Find the line containing "What data populates". Retype it and every line after it through the end of the entries, exactly as written, with nothing added.
====
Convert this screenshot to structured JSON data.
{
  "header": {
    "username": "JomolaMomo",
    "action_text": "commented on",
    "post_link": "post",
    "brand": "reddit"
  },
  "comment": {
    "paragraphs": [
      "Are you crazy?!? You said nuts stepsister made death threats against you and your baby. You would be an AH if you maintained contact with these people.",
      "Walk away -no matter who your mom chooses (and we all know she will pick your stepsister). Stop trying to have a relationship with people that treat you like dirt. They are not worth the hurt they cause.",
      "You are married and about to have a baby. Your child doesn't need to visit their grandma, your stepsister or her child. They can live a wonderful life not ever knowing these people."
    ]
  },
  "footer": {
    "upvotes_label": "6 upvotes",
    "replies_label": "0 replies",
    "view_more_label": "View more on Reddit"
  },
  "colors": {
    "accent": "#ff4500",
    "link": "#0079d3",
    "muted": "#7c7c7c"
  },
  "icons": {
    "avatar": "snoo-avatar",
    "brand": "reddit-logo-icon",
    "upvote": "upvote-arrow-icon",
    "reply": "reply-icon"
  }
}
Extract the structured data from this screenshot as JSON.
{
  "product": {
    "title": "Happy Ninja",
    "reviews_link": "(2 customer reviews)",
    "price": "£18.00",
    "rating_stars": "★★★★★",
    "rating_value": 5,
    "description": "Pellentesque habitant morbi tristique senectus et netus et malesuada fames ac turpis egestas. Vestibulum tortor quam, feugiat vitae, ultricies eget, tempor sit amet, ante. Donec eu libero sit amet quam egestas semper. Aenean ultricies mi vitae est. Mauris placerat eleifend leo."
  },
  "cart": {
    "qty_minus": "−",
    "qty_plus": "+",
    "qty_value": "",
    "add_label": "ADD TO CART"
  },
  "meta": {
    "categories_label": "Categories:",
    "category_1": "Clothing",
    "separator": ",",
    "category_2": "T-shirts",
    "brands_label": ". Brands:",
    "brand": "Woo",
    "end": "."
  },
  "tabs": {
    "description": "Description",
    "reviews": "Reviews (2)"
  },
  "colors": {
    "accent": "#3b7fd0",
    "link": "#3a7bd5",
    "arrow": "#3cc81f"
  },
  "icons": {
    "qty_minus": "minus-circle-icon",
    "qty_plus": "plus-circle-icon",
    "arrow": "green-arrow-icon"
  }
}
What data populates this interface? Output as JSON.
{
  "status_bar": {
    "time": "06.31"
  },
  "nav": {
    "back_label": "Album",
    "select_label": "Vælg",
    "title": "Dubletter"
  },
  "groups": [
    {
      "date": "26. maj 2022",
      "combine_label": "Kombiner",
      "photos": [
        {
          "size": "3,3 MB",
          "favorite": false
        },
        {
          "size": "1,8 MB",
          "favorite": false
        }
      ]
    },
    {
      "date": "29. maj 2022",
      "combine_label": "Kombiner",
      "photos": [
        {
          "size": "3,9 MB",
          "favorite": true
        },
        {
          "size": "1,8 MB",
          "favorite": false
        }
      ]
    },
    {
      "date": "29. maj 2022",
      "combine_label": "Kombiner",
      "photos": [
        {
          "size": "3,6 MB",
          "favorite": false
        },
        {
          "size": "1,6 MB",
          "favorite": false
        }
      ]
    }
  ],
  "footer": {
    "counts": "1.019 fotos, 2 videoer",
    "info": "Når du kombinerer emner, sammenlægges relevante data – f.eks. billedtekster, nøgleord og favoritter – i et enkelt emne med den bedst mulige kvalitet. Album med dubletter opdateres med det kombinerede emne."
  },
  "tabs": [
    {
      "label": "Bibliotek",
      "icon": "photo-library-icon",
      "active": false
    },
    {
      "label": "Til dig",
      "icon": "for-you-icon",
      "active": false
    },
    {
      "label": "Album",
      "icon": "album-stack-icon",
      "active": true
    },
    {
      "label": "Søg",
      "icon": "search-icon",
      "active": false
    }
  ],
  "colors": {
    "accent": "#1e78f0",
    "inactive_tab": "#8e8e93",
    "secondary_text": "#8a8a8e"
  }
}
====
## Expected answer
What data populates this interface? Output as JSON.
{
  "status_bar": {
    "time": "06.31"
  },
  "nav": {
    "back_label": "Album",
    "select_label": "Vælg",
    "title": "Dubletter"
  },
  "groups": [
    {
      "date": "26. maj 2022",
      "combine_label": "Kombiner",
      "photos": [
        {
          "size": "3,3 MB",
          "favorite": false
        },
        {
          "size": "1,8 MB",
          "favorite": false
        }
      ]
    },
    {
      "date": "29. maj 2022",
      "combine_label": "Kombiner",
      "photos": [
        {
          "size": "3,9 MB",
          "favorite": true
        },
        {
          "size": "1,8 MB",
          "favorite": false
        }
      ]
    },
    {
      "date": "29. maj 2022",
      "combine_label": "Kombiner",
      "photos": [
        {
          "size": "3,6 MB",
          "favorite": false
        },
        {
          "size": "1,6 MB",
          "favorite": false
        }
      ]
    }
  ],
  "footer": {
    "counts": "1.019 fotos, 2 videoer",
    "info": "Når du kombinerer emner, sammenlægges relevante data – f.eks. billedtekster, nøgleord og favoritter – i et enkelt emne med den bedst mulige kvalitet. Album med dubletter opdateres med det kombinerede emne."
  },
  "tabs": [
    {
      "label": "Bibliotek",
      "icon": "photo-library-icon",
      "active": false
    },
    {
      "label": "Til dig",
      "icon": "for-you-icon",
      "active": false
    },
    {
      "label": "Album",
      "icon": "album-stack-icon",
      "active": true
    },
    {
      "label": "Søg",
      "icon": "search-icon",
      "active": false
    }
  ],
  "colors": {
    "accent": "#1e78f0",
    "inactive_tab": "#8e8e93",
    "secondary_text": "#8a8a8e"
  }
}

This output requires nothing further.